* [Raw records]
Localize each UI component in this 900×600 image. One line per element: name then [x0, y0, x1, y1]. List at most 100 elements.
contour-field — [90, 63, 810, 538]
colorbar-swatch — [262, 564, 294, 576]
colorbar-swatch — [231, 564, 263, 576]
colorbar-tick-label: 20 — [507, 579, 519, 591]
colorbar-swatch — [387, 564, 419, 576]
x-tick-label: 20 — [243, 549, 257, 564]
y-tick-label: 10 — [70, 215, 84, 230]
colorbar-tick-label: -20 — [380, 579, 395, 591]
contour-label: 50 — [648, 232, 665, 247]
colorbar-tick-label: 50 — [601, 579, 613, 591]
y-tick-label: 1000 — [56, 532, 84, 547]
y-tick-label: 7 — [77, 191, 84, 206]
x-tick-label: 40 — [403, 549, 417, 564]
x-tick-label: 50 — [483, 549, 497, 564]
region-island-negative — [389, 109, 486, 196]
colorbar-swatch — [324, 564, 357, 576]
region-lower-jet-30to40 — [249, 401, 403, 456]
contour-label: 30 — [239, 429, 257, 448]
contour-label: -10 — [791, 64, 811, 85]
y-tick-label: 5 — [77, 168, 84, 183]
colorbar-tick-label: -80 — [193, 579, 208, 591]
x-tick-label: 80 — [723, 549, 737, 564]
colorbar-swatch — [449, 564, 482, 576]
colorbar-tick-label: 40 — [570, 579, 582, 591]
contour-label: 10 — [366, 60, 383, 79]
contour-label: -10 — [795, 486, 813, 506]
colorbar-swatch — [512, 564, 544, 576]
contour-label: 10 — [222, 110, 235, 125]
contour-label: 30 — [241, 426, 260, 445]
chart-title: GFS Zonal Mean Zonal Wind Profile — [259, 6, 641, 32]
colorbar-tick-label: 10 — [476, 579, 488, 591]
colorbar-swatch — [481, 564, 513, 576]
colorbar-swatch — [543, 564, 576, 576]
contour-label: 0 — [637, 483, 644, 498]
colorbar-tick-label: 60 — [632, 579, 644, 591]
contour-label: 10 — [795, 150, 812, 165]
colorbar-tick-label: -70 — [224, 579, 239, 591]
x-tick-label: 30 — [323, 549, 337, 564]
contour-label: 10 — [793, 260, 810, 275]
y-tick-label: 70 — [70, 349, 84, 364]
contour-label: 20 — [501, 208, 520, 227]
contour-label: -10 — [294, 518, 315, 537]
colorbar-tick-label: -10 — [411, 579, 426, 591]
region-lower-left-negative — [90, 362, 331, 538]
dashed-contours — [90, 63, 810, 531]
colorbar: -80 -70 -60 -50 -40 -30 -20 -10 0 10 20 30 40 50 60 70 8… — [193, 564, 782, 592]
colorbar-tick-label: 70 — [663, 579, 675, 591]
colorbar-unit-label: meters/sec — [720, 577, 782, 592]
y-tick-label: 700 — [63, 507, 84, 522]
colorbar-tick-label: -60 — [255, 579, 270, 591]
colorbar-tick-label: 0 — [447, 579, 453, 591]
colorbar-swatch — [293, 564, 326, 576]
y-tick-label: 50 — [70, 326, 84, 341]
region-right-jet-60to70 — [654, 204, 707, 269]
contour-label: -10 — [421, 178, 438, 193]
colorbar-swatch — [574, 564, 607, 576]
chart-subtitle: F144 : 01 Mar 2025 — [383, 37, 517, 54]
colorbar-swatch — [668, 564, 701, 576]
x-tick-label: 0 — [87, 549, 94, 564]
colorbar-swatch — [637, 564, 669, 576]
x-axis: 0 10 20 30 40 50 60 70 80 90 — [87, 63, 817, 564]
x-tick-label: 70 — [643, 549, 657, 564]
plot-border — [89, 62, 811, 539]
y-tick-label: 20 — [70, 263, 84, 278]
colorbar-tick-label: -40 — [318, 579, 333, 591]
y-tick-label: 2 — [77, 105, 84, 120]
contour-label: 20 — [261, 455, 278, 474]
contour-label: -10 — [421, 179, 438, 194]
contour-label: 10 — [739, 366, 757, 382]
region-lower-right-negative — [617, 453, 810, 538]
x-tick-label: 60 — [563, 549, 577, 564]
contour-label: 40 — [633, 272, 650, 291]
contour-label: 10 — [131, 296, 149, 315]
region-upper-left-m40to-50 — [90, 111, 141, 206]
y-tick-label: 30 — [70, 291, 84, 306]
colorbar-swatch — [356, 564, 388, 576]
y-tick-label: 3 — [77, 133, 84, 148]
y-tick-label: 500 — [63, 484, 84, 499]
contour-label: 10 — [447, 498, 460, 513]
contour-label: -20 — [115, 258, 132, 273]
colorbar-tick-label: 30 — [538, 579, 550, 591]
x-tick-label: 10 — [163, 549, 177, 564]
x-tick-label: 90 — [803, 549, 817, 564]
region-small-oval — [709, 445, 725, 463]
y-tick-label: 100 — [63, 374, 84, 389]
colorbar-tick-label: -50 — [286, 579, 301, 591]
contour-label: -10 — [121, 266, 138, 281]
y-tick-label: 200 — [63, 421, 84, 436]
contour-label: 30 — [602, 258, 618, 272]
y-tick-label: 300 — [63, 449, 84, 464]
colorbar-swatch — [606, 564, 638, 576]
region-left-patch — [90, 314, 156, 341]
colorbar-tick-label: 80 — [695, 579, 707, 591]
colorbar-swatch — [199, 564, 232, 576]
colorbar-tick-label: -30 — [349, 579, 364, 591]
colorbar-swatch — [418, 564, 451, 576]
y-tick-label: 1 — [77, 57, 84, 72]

* [Task brief] Can you copy every item above line for line, leaving each one unchanged?

* [The answer]
Localize each UI component in this 900×600 image. One line per element: name then [x0, y0, x1, y1]. List at most 100 elements.
contour-field — [90, 63, 810, 538]
colorbar-swatch — [262, 564, 294, 576]
colorbar-swatch — [231, 564, 263, 576]
colorbar-tick-label: 20 — [507, 579, 519, 591]
colorbar-swatch — [387, 564, 419, 576]
x-tick-label: 20 — [243, 549, 257, 564]
y-tick-label: 10 — [70, 215, 84, 230]
colorbar-tick-label: -20 — [380, 579, 395, 591]
contour-label: 50 — [648, 232, 665, 247]
colorbar-tick-label: 50 — [601, 579, 613, 591]
y-tick-label: 1000 — [56, 532, 84, 547]
y-tick-label: 7 — [77, 191, 84, 206]
x-tick-label: 40 — [403, 549, 417, 564]
x-tick-label: 50 — [483, 549, 497, 564]
region-island-negative — [389, 109, 486, 196]
colorbar-swatch — [324, 564, 357, 576]
region-lower-jet-30to40 — [249, 401, 403, 456]
contour-label: 30 — [239, 429, 257, 448]
contour-label: -10 — [791, 64, 811, 85]
y-tick-label: 5 — [77, 168, 84, 183]
colorbar-tick-label: -80 — [193, 579, 208, 591]
x-tick-label: 80 — [723, 549, 737, 564]
colorbar-swatch — [449, 564, 482, 576]
colorbar-tick-label: 40 — [570, 579, 582, 591]
contour-label: 10 — [366, 60, 383, 79]
contour-label: -10 — [795, 486, 813, 506]
colorbar-swatch — [512, 564, 544, 576]
contour-label: 10 — [222, 110, 235, 125]
contour-label: 30 — [241, 426, 260, 445]
chart-title: GFS Zonal Mean Zonal Wind Profile — [259, 6, 641, 32]
colorbar-tick-label: 10 — [476, 579, 488, 591]
colorbar-swatch — [481, 564, 513, 576]
colorbar-swatch — [543, 564, 576, 576]
contour-label: 0 — [637, 483, 644, 498]
colorbar-tick-label: 60 — [632, 579, 644, 591]
contour-label: 10 — [795, 150, 812, 165]
colorbar-tick-label: -70 — [224, 579, 239, 591]
x-tick-label: 30 — [323, 549, 337, 564]
contour-label: 10 — [793, 260, 810, 275]
y-tick-label: 70 — [70, 349, 84, 364]
contour-label: 20 — [501, 208, 520, 227]
contour-label: -10 — [294, 518, 315, 537]
colorbar-tick-label: -10 — [411, 579, 426, 591]
region-lower-left-negative — [90, 362, 331, 538]
dashed-contours — [90, 63, 810, 531]
colorbar: -80 -70 -60 -50 -40 -30 -20 -10 0 10 20 30 40 50 60 70 8… — [193, 564, 782, 592]
colorbar-tick-label: 70 — [663, 579, 675, 591]
colorbar-unit-label: meters/sec — [720, 577, 782, 592]
y-tick-label: 700 — [63, 507, 84, 522]
colorbar-tick-label: -60 — [255, 579, 270, 591]
colorbar-tick-label: 0 — [447, 579, 453, 591]
colorbar-swatch — [293, 564, 326, 576]
y-tick-label: 50 — [70, 326, 84, 341]
region-right-jet-60to70 — [654, 204, 707, 269]
contour-label: -10 — [421, 178, 438, 193]
colorbar-swatch — [574, 564, 607, 576]
chart-subtitle: F144 : 01 Mar 2025 — [383, 37, 517, 54]
colorbar-swatch — [668, 564, 701, 576]
x-tick-label: 0 — [87, 549, 94, 564]
colorbar-swatch — [637, 564, 669, 576]
x-axis: 0 10 20 30 40 50 60 70 80 90 — [87, 63, 817, 564]
x-tick-label: 70 — [643, 549, 657, 564]
plot-border — [89, 62, 811, 539]
y-tick-label: 20 — [70, 263, 84, 278]
colorbar-tick-label: -40 — [318, 579, 333, 591]
y-tick-label: 2 — [77, 105, 84, 120]
contour-label: 20 — [261, 455, 278, 474]
contour-label: -10 — [421, 179, 438, 194]
contour-label: 10 — [739, 366, 757, 382]
region-lower-right-negative — [617, 453, 810, 538]
x-tick-label: 60 — [563, 549, 577, 564]
contour-label: 40 — [633, 272, 650, 291]
contour-label: 10 — [131, 296, 149, 315]
region-upper-left-m40to-50 — [90, 111, 141, 206]
y-tick-label: 30 — [70, 291, 84, 306]
colorbar-swatch — [356, 564, 388, 576]
y-tick-label: 3 — [77, 133, 84, 148]
y-tick-label: 500 — [63, 484, 84, 499]
contour-label: 10 — [447, 498, 460, 513]
contour-label: -20 — [115, 258, 132, 273]
colorbar-tick-label: 30 — [538, 579, 550, 591]
x-tick-label: 10 — [163, 549, 177, 564]
x-tick-label: 90 — [803, 549, 817, 564]
region-small-oval — [709, 445, 725, 463]
y-tick-label: 100 — [63, 374, 84, 389]
colorbar-tick-label: -50 — [286, 579, 301, 591]
contour-label: -10 — [121, 266, 138, 281]
y-tick-label: 200 — [63, 421, 84, 436]
contour-label: 30 — [602, 258, 618, 272]
y-tick-label: 300 — [63, 449, 84, 464]
colorbar-swatch — [606, 564, 638, 576]
region-left-patch — [90, 314, 156, 341]
colorbar-tick-label: 80 — [695, 579, 707, 591]
colorbar-swatch — [199, 564, 232, 576]
colorbar-tick-label: -30 — [349, 579, 364, 591]
colorbar-swatch — [418, 564, 451, 576]
y-tick-label: 1 — [77, 57, 84, 72]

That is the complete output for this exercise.